**Job A**: Revise the pull request thread on OVS flow replay for groups: begin at the words "Fixes #2127", stop after "coverage by 0.00%.", and write out that span with "datapath state" changed to "data plane state".
**Job B**: Summarize the pull request thread on OVS flow replay for groups in two sentences.
**Job C**: Resume the pull request thread on OVS flow replay for groups, picking up after its final line.
[start Text segment]
Fix OVS "flow" replay for groups #2134

antoninbas · 2021-04-28T18:01:09Z

The Group objects were not reset correctly when attempting to replay
them, leading to confusing error log messages and invalid datapath
state. We fix the implementation of Reset() for groups and we ensure
that the method is called during replay.

We also update the TestOVSFlowReplay e2e test to make sure it is more
comprehensive: instead of just checking Pod-to-Pod connectivity after a
replay, we ensure that the number of OVS flows / groups is the same
before and after a restart / replay. We confirmed that the updated test
fails when the patch is not applied.

Fixes #2127

The Group objects were not reset correctly when attempting to replay them, leading to confusing error log messages and invalid datapath state. We fix the implementation of Reset() for groups and we ensure that the method is called during replay. We also update the TestOVSFlowReplay e2e test to make sure it is more comprehensive: instead of just checking Pod-to-Pod connectivity after a replay, we ensure that the number of OVS flows / groups is the same before and after a restart / replay. We confirmed that the updated test fails when the patch is not applied. Fixes antrea-io#2127

codecov-commenter · 2021-04-28T19:11:12Z

Codecov Report

Merging #2134 (9b6e873) into main (7355d27) will decrease coverage by 0.00%.
[end Text segment]
[start Given material]
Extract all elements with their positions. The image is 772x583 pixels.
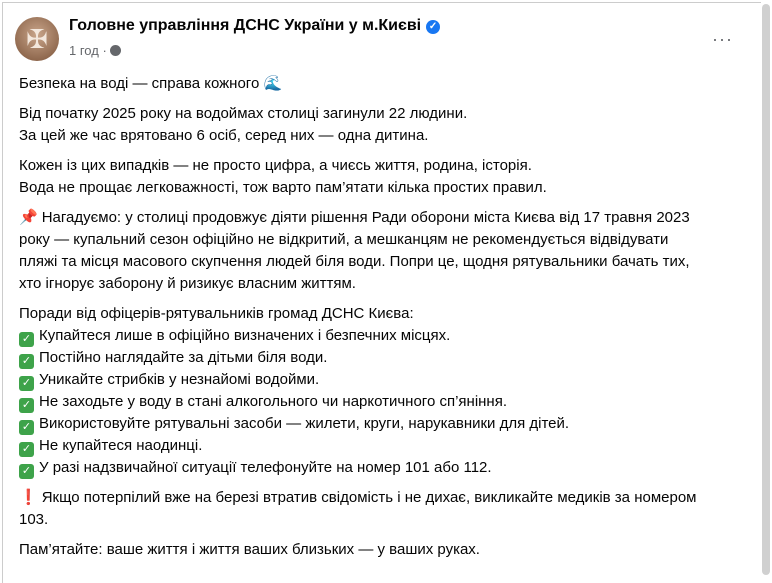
[end Given material]
**Final answer A**:
Fixes #2127

The Group objects were not reset correctly when attempting to replay them, leading to confusing error log messages and invalid data plane state. We fix the implementation of Reset() for groups and we ensure that the method is called during replay. We also update the TestOVSFlowReplay e2e test to make sure it is more comprehensive: instead of just checking Pod-to-Pod connectivity after a replay, we ensure that the number of OVS flows / groups is the same before and after a restart / replay. We confirmed that the updated test fails when the patch is not applied. Fixes antrea-io#2127

codecov-commenter · 2021-04-28T19:11:12Z

Codecov Report

Merging #2134 (9b6e873) into main (7355d27) will decrease coverage by 0.00%.

**Final answer B**: The pull request fixes Group objects that were not reset correctly during replay, which caused confusing error log messages and invalid datapath state, by correcting the Reset() implementation for groups and making sure it is called during replay. It also expands the TestOVSFlowReplay e2e test to check that the number of OVS flows and groups is the same before and after a restart or replay, and the updated test fails when the patch is not applied.

**Final answer C**:
The diff coverage is 25.00%.

@@            Coverage Diff             @@
##             main    #2134      +/-   ##
==========================================
- Coverage   61.22%   61.22%   -0.01%     
==========================================
  Files         269      269              
  Lines       20453    20457       +4     
==========================================
+ Hits        12523    12525       +2     
- Misses       6633     6636       +3     
+ Partials     1297     1296       -1

Flag	Coverage Δ
e2e-tests	`∅ <ø> (?)`
kind-e2e-tests	`52.06% <25.00%> (-0.01%)`	⬇️
unit-tests	`41.38% <0.00%> (-0.03%)`	⬇️

Flags with carried forward coverage won't be shown. Click here to find out more.

Impacted Files	Coverage Δ
pkg/agent/openflow/client.go	`59.25% <0.00%> (-0.32%)`	⬇️
pkg/ovs/openflow/ofctrl_group.go	`45.94% <0.00%> (-2.63%)`	⬇️
pkg/agent/agent.go	`47.74% <100.00%> (ø)`
pkg/ovs/openflow/ofctrl_bridge.go	`50.00% <100.00%> (ø)`
pkg/controller/networkpolicy/status_controller.go	`85.16% <0.00%> (-1.30%)`	⬇️
...gent/controller/networkpolicy/status_controller.go	`75.34% <0.00%> (+2.73%)`	⬆️
pkg/controller/networkpolicy/tier.go	`52.50% <0.00%> (+5.00%)`	⬆️

tnqn

Thanks for the quick fix! LGTM, just have a question about the comment.

tnqn · 2021-04-29T02:13:04Z

pkg/ovs/openflow/ofctrl_group.go

 func (g *ofGroup) Reset() {
-	g.ofctrl.Switch = g.bridge.ofSwitch
+	// An error ("group already exists") is not possible here since the same
+	// group was created successfully before. If something is wrong and


Is the comment correct? It seems because the ofSwitch is a new instance.

I tried to clarify. I wanted to communicate 2 things 1) it is a new ofSwitch as you mention, but also 2) all the groups we are creating were created successfully before (previous ofSwitch instance) so their creation should succeed this time as well (no duplicate group IDs)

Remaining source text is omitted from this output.